_PROVIDED DATA_
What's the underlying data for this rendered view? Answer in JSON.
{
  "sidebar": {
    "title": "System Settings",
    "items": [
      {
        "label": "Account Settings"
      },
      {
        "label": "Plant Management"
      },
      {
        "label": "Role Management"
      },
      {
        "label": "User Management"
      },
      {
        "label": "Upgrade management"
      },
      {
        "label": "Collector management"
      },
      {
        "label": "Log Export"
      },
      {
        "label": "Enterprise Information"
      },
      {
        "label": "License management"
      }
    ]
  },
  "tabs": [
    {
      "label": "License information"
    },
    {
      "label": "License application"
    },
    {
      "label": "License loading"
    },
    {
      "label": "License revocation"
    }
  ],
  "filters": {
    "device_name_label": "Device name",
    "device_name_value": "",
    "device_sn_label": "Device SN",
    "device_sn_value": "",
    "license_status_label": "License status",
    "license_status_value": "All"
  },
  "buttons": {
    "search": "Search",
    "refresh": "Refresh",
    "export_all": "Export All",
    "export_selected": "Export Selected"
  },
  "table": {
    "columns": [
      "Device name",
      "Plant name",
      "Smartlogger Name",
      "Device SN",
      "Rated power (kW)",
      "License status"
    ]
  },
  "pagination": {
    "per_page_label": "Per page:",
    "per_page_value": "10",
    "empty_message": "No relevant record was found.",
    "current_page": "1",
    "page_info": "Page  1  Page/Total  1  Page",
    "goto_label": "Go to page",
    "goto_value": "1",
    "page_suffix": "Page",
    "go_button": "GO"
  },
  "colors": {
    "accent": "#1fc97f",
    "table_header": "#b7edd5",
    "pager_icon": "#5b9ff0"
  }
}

_WHAT THE TASK ASKS_
Transcribe the full listing above without leaving anything out.

_ANSWER TO THE TASK_
What's the underlying data for this rendered view? Answer in JSON.
{
  "sidebar": {
    "title": "System Settings",
    "items": [
      {
        "label": "Account Settings"
      },
      {
        "label": "Plant Management"
      },
      {
        "label": "Role Management"
      },
      {
        "label": "User Management"
      },
      {
        "label": "Upgrade management"
      },
      {
        "label": "Collector management"
      },
      {
        "label": "Log Export"
      },
      {
        "label": "Enterprise Information"
      },
      {
        "label": "License management"
      }
    ]
  },
  "tabs": [
    {
      "label": "License information"
    },
    {
      "label": "License application"
    },
    {
      "label": "License loading"
    },
    {
      "label": "License revocation"
    }
  ],
  "filters": {
    "device_name_label": "Device name",
    "device_name_value": "",
    "device_sn_label": "Device SN",
    "device_sn_value": "",
    "license_status_label": "License status",
    "license_status_value": "All"
  },
  "buttons": {
    "search": "Search",
    "refresh": "Refresh",
    "export_all": "Export All",
    "export_selected": "Export Selected"
  },
  "table": {
    "columns": [
      "Device name",
      "Plant name",
      "Smartlogger Name",
      "Device SN",
      "Rated power (kW)",
      "License status"
    ]
  },
  "pagination": {
    "per_page_label": "Per page:",
    "per_page_value": "10",
    "empty_message": "No relevant record was found.",
    "current_page": "1",
    "page_info": "Page  1  Page/Total  1  Page",
    "goto_label": "Go to page",
    "goto_value": "1",
    "page_suffix": "Page",
    "go_button": "GO"
  },
  "colors": {
    "accent": "#1fc97f",
    "table_header": "#b7edd5",
    "pager_icon": "#5b9ff0"
  }
}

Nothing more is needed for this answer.